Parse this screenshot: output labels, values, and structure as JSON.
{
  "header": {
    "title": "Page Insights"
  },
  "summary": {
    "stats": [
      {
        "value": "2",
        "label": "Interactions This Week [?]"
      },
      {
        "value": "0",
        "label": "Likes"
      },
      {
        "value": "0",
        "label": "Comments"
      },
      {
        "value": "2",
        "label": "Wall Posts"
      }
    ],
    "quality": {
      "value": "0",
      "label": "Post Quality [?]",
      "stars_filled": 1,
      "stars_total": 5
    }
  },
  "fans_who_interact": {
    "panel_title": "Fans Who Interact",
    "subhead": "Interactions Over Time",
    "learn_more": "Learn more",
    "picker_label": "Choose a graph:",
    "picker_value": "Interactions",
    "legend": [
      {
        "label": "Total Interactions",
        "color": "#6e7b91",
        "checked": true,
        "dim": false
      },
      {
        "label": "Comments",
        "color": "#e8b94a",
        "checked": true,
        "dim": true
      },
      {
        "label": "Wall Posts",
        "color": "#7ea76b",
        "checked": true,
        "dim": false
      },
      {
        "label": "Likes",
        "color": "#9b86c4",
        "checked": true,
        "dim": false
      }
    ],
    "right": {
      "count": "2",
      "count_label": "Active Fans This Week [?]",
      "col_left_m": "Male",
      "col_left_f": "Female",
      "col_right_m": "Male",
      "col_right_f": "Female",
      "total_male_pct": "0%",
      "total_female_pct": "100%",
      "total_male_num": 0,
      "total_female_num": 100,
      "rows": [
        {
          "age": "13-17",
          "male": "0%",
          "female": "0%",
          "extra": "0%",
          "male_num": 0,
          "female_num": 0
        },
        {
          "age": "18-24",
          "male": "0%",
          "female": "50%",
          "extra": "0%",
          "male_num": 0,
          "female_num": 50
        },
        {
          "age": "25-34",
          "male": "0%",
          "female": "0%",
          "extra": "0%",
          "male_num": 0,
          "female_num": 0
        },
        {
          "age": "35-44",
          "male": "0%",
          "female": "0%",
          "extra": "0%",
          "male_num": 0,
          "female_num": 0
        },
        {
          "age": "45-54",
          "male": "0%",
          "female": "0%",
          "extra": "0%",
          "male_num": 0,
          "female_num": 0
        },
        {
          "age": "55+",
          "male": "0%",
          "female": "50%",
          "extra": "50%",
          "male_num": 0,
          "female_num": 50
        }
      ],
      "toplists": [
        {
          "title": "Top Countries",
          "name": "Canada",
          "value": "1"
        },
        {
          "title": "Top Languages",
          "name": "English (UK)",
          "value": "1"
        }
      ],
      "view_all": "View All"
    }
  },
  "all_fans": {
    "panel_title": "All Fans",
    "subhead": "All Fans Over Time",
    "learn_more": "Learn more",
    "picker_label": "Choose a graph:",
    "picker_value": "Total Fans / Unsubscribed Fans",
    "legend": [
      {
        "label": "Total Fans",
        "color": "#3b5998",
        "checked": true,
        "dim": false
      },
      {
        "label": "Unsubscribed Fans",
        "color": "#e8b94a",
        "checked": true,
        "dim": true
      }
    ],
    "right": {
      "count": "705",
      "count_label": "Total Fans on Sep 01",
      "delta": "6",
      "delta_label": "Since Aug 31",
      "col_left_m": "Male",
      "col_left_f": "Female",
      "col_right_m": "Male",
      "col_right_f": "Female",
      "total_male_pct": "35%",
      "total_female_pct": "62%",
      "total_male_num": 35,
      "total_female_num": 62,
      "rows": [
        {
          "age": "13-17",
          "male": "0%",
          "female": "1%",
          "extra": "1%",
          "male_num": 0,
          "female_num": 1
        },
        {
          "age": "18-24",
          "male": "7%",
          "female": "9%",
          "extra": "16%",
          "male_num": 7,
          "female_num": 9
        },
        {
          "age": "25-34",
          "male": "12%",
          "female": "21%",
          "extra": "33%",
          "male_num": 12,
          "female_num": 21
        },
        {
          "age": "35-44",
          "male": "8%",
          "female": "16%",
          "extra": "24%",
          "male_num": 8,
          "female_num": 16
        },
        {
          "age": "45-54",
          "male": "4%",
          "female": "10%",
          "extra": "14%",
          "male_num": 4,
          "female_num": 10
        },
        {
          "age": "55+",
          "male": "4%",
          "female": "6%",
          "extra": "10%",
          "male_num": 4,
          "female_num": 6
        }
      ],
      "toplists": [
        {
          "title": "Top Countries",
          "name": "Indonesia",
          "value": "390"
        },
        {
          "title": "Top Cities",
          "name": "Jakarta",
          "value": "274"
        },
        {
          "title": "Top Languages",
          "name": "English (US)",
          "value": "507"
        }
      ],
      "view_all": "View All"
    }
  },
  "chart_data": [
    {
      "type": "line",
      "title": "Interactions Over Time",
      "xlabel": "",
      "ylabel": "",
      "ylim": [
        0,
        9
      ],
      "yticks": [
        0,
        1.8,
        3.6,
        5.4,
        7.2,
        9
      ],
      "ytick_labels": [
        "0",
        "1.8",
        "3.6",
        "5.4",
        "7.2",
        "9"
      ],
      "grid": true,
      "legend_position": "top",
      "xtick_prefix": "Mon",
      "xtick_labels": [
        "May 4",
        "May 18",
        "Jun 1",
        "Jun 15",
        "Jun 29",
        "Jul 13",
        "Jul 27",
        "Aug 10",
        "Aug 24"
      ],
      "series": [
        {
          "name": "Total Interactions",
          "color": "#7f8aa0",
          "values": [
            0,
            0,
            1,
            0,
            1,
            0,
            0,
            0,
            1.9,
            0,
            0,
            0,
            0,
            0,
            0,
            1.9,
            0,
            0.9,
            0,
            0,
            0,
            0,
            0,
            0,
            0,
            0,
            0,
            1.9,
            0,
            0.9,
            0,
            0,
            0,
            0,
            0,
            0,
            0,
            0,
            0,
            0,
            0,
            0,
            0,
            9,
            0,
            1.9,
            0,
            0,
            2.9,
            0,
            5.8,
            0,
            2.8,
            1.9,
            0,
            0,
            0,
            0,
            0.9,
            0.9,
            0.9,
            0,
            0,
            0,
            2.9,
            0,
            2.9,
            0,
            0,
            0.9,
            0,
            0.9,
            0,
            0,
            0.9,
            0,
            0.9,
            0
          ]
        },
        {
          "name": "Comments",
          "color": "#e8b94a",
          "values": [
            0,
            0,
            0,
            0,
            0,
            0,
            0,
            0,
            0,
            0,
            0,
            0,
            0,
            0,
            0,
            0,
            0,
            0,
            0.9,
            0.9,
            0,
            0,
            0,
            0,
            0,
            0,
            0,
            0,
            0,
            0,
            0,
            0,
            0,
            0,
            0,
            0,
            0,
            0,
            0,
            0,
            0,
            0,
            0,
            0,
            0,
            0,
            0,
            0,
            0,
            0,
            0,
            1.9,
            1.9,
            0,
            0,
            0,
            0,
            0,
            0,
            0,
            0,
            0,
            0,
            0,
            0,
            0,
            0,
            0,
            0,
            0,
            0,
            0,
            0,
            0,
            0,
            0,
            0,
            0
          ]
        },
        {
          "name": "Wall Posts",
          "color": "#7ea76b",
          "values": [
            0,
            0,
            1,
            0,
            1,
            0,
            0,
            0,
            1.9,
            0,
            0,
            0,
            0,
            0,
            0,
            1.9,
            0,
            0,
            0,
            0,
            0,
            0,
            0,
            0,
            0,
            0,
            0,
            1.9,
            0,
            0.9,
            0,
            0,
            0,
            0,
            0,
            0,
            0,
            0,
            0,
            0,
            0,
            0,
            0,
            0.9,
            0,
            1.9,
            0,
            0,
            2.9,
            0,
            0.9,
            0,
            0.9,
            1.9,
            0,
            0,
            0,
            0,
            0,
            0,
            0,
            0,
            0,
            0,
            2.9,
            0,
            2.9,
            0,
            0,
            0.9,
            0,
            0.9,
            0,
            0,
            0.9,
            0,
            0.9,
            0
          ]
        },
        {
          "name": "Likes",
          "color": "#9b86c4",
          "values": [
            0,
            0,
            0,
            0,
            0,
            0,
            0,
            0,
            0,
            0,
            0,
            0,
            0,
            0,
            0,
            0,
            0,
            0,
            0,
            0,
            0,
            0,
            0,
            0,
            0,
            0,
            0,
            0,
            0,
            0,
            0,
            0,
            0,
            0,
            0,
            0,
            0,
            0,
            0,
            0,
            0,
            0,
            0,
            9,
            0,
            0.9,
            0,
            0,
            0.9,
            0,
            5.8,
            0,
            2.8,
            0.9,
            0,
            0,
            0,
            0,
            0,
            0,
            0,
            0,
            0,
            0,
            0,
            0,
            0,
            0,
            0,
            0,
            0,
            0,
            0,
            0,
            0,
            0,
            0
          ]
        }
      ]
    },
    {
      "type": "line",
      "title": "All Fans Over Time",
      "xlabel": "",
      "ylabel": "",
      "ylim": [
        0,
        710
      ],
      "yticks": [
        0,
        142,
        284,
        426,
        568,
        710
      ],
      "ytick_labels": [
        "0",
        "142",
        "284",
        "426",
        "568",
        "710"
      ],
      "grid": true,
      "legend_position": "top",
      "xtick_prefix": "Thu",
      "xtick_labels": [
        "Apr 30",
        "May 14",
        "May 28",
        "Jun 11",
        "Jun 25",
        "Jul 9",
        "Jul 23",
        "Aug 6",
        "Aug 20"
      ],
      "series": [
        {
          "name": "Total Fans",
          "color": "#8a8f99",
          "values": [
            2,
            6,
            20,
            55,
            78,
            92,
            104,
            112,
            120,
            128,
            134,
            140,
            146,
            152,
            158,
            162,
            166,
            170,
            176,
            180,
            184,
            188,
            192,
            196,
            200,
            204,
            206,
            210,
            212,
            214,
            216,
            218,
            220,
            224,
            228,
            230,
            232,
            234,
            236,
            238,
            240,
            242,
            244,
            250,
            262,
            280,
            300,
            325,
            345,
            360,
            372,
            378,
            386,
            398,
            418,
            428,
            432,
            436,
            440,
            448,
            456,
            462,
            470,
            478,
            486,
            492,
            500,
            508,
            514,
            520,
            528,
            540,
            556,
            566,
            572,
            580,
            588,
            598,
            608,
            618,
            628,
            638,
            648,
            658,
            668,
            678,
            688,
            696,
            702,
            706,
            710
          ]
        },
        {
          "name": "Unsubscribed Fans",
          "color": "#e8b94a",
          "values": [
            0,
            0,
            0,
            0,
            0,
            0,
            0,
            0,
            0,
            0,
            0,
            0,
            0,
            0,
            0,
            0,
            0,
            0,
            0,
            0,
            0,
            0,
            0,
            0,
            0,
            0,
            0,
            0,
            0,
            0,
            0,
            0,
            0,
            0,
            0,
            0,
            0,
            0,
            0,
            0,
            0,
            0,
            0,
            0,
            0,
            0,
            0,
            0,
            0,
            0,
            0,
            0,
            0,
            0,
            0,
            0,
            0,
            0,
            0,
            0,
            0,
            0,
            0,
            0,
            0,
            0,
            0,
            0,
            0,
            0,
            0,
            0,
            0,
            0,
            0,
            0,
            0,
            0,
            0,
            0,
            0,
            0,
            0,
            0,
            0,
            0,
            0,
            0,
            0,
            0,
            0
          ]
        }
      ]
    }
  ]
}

━━━━━━━━━━━━━━━━

TASK TO COMPLETE =
Filter the listing for the word "Posts" and copy every line that holds it.

WRITTEN RESPONSE =
        "label": "Wall Posts"
        "label": "Wall Posts",
          "name": "Wall Posts",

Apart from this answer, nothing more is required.